(Data entries for graphics)
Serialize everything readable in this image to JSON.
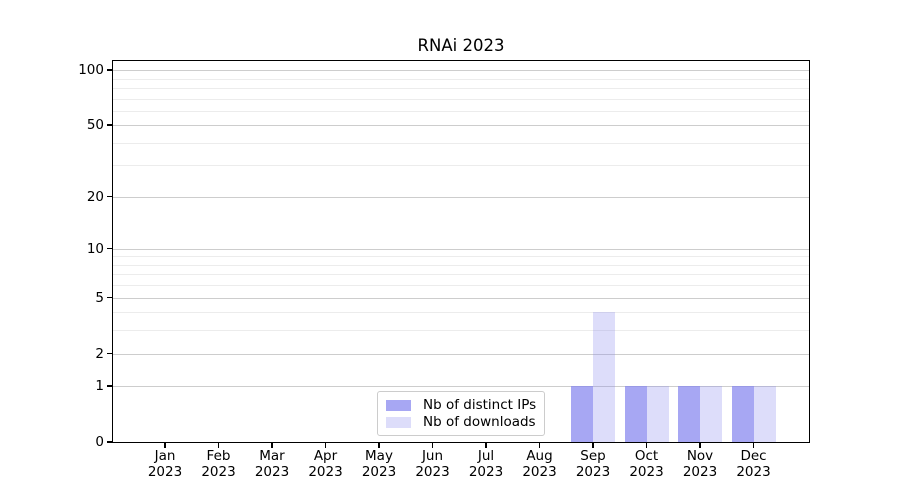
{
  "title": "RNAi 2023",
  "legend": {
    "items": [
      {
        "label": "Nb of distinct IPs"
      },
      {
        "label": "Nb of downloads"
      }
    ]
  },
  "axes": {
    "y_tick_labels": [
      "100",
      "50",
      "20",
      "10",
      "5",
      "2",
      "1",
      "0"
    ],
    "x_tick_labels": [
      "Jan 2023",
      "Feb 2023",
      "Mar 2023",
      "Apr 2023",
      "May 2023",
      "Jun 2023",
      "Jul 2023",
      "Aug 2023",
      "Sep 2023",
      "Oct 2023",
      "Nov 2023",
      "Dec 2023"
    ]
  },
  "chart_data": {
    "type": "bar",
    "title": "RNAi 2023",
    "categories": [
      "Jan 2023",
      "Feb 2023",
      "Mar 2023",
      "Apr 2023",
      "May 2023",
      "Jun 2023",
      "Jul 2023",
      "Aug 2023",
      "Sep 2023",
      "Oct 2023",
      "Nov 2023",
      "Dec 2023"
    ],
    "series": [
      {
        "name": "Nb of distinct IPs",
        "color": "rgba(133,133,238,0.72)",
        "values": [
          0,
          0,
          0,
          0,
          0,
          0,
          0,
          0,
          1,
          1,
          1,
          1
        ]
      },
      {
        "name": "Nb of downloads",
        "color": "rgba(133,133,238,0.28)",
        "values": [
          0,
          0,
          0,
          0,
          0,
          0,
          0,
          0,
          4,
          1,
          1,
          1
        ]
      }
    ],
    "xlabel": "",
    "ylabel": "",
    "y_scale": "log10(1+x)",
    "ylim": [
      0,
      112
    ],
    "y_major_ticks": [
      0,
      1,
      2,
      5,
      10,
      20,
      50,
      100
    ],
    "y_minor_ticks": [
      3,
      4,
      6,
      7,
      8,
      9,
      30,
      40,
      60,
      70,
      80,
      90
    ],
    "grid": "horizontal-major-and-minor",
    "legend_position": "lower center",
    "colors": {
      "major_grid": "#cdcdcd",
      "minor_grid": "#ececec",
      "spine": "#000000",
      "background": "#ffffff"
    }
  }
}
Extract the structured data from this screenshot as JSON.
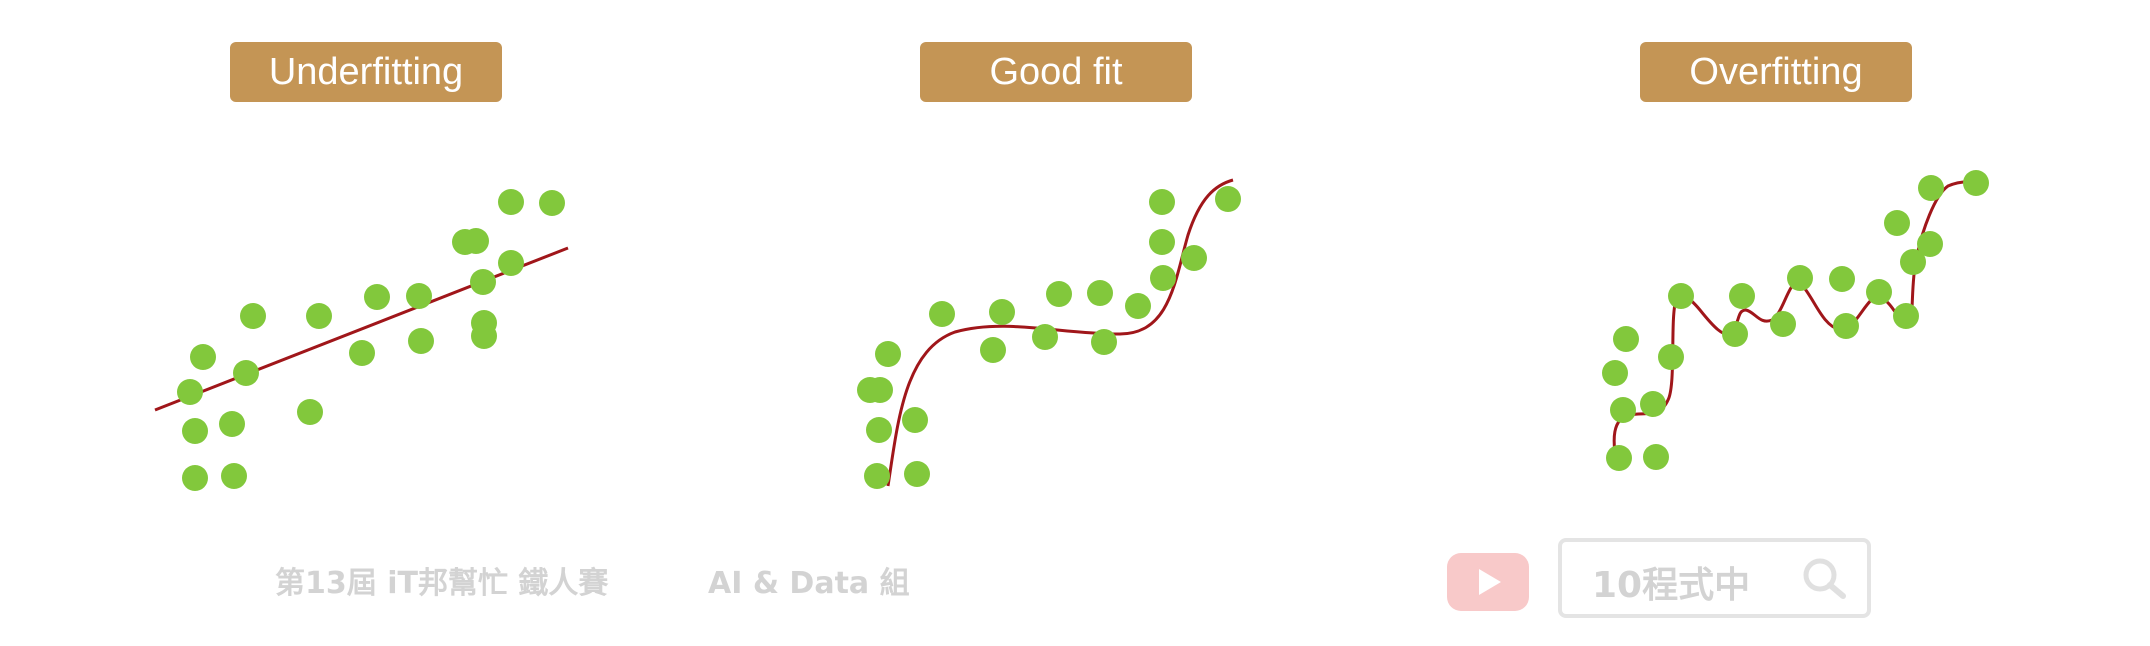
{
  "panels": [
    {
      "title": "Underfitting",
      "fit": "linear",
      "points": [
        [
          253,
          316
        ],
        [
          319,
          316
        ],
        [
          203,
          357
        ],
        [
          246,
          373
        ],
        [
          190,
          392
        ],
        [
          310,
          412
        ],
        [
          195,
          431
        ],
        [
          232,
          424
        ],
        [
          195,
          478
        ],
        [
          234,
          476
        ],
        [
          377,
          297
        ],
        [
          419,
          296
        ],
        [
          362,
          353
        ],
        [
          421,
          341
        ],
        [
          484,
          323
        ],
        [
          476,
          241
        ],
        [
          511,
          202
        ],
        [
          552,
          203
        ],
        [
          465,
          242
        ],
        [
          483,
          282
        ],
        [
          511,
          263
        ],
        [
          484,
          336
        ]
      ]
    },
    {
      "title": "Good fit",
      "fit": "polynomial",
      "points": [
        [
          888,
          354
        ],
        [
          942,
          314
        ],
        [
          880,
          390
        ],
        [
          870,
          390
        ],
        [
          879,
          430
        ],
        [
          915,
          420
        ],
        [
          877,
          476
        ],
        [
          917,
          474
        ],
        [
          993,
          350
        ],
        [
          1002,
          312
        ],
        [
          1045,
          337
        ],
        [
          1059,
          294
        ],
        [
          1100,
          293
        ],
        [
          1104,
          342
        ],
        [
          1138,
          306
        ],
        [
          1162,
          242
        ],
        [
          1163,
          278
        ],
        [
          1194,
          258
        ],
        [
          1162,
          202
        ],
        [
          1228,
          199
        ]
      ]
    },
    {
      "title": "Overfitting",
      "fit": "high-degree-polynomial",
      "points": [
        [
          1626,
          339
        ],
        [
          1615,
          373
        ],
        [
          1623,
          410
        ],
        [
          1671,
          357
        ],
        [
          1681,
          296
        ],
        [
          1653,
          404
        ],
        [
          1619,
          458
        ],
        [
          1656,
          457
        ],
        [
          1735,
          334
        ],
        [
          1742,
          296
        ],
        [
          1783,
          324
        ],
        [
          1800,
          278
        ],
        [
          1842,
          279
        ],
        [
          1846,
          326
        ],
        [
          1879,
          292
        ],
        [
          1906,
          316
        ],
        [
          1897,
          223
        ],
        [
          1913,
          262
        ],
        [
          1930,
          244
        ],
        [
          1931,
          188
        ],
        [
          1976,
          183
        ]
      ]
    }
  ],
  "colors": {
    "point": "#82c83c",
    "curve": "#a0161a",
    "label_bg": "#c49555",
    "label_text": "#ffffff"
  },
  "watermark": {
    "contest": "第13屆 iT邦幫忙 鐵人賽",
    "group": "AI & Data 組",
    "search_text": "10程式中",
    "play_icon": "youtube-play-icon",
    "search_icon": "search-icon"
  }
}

The exercise: Of the lines in the data, how many contain the word "this"? Provide the number and nothing further.

Final result: 2